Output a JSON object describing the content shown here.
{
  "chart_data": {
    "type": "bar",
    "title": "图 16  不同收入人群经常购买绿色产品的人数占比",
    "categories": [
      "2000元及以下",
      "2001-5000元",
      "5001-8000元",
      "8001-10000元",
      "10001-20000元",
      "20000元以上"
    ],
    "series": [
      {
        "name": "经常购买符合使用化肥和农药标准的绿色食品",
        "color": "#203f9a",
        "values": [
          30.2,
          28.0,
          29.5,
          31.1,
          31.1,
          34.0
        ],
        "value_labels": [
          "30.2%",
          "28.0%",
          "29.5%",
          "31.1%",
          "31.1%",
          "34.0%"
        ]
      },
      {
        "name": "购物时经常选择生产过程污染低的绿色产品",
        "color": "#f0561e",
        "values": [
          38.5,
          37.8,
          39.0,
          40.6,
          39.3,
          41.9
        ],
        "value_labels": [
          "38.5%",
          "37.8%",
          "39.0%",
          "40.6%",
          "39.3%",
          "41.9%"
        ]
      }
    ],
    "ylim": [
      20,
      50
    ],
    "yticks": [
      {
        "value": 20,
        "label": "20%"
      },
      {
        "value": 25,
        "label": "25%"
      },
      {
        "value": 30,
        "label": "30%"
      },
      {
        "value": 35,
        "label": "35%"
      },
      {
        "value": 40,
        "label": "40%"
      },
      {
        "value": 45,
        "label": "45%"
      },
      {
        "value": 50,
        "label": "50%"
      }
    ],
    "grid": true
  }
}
########
Problem description
Repeat the listing exactly, from its first line to its last.

Completed exercise
Output a JSON object describing the content shown here.
{
  "chart_data": {
    "type": "bar",
    "title": "图 16  不同收入人群经常购买绿色产品的人数占比",
    "categories": [
      "2000元及以下",
      "2001-5000元",
      "5001-8000元",
      "8001-10000元",
      "10001-20000元",
      "20000元以上"
    ],
    "series": [
      {
        "name": "经常购买符合使用化肥和农药标准的绿色食品",
        "color": "#203f9a",
        "values": [
          30.2,
          28.0,
          29.5,
          31.1,
          31.1,
          34.0
        ],
        "value_labels": [
          "30.2%",
          "28.0%",
          "29.5%",
          "31.1%",
          "31.1%",
          "34.0%"
        ]
      },
      {
        "name": "购物时经常选择生产过程污染低的绿色产品",
        "color": "#f0561e",
        "values": [
          38.5,
          37.8,
          39.0,
          40.6,
          39.3,
          41.9
        ],
        "value_labels": [
          "38.5%",
          "37.8%",
          "39.0%",
          "40.6%",
          "39.3%",
          "41.9%"
        ]
      }
    ],
    "ylim": [
      20,
      50
    ],
    "yticks": [
      {
        "value": 20,
        "label": "20%"
      },
      {
        "value": 25,
        "label": "25%"
      },
      {
        "value": 30,
        "label": "30%"
      },
      {
        "value": 35,
        "label": "35%"
      },
      {
        "value": 40,
        "label": "40%"
      },
      {
        "value": 45,
        "label": "45%"
      },
      {
        "value": 50,
        "label": "50%"
      }
    ],
    "grid": true
  }
}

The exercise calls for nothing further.